We finally decided that we're going to move closer to my family, but we're unsure where exactly to live. I have been searching every ad on Craigslist between Fort Smith, Arkansas to Osage Beach, Missouri looking for a place we can call our home. Unfortunately, I'm not finding a place that matches what we need. And until I can find that place, I can't even begin to look for a job.

Speaking of jobs, I have not a clue what I want to do. Who knows, I may not really have a choice because of how things are going in our country. I do pray that I find a job that I love, or even like going to each day. Also, if it pays well, that would be a bonus.

On top of that, I'm so stressed about moving out of our current apartment. We live in military housing, and from what I've heard, they will try to dock you on anything they can. I've heard several reports from them charging people to re-carpet the whole place, for them to only turn around and shampoo the current carpet. We don't have the money for that.

════════════════════

STATED PROBLEM 1 -> List every place name in the text about moving, counting towns and states separately.
STATED PROBLEM 2 -> Quote the stretch of the text about moving from "Speaking of jobs, I" through "be a bonus.".

RECORDS ->
════════════════════

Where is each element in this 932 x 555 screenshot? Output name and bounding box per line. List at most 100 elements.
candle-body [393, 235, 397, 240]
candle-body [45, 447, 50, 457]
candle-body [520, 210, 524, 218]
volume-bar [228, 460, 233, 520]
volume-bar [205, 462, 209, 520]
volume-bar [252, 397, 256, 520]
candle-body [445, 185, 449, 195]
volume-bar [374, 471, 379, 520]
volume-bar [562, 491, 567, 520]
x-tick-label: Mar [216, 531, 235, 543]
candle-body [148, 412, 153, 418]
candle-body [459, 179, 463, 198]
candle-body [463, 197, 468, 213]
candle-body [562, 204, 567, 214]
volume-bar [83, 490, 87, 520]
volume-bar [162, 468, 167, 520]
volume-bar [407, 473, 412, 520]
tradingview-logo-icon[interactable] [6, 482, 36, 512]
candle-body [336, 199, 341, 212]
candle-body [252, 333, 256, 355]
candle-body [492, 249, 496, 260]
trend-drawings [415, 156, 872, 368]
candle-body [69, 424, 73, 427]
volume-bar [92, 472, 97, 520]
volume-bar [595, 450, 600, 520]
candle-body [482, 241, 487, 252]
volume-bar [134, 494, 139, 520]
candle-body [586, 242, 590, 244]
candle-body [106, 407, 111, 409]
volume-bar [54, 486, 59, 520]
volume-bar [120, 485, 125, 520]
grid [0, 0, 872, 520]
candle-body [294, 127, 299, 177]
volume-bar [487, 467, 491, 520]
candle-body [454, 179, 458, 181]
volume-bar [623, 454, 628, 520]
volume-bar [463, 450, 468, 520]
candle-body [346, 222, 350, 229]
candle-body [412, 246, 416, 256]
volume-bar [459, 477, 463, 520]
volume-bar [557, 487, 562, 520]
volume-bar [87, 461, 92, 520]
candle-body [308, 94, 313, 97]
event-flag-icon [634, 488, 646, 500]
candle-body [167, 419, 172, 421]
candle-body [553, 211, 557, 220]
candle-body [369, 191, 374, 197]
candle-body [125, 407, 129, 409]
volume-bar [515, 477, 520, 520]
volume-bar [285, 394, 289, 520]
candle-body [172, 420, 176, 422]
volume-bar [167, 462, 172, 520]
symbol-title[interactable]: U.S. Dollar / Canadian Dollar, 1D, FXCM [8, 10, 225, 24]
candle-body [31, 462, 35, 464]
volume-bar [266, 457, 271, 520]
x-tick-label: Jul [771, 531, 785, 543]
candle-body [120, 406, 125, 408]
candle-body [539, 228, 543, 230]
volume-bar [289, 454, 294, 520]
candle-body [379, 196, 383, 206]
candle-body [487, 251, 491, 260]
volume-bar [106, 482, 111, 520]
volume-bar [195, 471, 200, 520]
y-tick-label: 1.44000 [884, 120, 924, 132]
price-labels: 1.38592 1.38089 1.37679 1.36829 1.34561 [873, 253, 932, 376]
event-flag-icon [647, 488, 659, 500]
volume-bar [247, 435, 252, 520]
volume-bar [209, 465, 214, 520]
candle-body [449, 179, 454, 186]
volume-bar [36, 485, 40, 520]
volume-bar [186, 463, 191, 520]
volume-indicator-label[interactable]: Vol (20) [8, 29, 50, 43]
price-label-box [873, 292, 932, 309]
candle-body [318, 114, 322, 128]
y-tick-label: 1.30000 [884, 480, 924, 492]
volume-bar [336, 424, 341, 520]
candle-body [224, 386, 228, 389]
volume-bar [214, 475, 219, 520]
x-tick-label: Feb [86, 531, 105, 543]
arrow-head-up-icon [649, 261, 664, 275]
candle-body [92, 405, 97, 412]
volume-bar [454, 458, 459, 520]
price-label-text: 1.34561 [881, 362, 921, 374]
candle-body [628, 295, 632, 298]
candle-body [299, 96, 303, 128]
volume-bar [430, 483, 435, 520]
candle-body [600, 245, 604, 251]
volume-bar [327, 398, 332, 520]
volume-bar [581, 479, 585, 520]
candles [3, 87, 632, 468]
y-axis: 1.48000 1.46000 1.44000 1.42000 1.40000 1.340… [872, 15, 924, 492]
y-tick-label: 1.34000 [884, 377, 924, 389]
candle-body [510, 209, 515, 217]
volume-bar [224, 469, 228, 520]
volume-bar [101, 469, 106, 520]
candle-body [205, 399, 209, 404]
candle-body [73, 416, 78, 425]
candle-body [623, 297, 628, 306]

════════════════════

CORRECT ANSWER 1 ->
Fort Smith
Arkansas
Osage Beach
Missouri

CORRECT ANSWER 2 ->
Speaking of jobs, I have not a clue what I want to do. Who knows, I may not really have a choice because of how things are going in our country. I do pray that I find a job that I love, or even like going to each day. Also, if it pays well, that would be a bonus.